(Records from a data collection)
★ ★ ★ ★ ★ ★ ★

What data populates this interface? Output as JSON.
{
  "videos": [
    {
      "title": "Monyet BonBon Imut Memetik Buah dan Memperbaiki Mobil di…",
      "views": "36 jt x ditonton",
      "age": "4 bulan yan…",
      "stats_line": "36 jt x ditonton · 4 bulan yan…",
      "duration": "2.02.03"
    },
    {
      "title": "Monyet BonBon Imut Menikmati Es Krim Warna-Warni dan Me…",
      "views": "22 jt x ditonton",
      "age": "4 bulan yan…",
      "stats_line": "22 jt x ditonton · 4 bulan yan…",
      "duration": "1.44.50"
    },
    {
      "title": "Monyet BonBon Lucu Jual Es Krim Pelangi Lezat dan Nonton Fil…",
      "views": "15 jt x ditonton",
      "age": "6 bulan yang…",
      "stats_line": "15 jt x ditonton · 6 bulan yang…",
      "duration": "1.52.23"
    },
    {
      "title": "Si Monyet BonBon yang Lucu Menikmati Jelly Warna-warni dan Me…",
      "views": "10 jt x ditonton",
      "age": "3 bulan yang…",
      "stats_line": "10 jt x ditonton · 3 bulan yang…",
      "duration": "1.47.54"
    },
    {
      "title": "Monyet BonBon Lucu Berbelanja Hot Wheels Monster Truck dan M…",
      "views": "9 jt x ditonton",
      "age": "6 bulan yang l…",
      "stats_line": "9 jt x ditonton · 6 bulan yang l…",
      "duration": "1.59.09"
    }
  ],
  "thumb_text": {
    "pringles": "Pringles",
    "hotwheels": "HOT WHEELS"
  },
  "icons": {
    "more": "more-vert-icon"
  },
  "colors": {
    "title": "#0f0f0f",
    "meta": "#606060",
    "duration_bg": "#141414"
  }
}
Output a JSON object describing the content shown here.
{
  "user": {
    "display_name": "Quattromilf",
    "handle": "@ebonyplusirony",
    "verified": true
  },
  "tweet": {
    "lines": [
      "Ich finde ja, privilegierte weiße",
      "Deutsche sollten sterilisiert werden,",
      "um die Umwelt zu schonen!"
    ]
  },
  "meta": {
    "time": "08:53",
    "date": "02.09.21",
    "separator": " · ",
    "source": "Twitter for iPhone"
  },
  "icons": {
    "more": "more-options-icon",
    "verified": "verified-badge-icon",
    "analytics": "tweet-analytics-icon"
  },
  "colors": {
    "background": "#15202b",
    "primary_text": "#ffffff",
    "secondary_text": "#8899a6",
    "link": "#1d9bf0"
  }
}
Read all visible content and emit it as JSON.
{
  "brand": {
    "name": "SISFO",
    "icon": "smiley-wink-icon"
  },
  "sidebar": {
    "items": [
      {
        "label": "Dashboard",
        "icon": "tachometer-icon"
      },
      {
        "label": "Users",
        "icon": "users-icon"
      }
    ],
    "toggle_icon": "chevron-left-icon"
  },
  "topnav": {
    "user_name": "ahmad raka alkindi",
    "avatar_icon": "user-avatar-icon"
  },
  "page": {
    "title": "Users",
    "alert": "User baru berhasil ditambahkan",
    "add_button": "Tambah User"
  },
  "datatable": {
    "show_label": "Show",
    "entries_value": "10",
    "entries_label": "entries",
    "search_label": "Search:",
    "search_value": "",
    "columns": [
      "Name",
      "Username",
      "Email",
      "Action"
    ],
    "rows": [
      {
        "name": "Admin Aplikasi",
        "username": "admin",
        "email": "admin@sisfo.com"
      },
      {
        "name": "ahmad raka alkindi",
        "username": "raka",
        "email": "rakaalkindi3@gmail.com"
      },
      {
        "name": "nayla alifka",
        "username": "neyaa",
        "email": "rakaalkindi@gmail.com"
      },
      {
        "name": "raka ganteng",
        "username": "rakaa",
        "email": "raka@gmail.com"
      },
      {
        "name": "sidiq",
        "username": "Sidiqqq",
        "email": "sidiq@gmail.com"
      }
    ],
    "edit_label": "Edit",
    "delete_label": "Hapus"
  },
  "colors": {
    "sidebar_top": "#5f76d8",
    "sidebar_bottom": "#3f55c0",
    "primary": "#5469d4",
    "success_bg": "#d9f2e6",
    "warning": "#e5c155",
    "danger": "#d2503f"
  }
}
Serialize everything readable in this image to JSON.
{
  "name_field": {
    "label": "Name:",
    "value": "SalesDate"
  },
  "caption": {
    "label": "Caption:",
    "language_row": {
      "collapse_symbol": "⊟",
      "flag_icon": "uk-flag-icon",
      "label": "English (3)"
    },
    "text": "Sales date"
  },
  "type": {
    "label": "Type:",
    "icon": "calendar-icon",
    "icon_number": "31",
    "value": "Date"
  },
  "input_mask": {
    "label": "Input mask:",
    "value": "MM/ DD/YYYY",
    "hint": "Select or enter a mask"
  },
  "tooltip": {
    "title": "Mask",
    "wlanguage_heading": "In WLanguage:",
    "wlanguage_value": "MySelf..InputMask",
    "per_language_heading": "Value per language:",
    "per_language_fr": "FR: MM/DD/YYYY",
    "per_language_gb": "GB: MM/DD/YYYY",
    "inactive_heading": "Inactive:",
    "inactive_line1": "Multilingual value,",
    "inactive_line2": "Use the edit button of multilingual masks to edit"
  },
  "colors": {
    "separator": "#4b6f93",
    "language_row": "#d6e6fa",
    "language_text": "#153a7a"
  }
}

★ ★ ★ ★ ★ ★ ★

Go through the preceding material and copy each line that has the word "verified".

    "verified": true
    "verified": "verified-badge-icon",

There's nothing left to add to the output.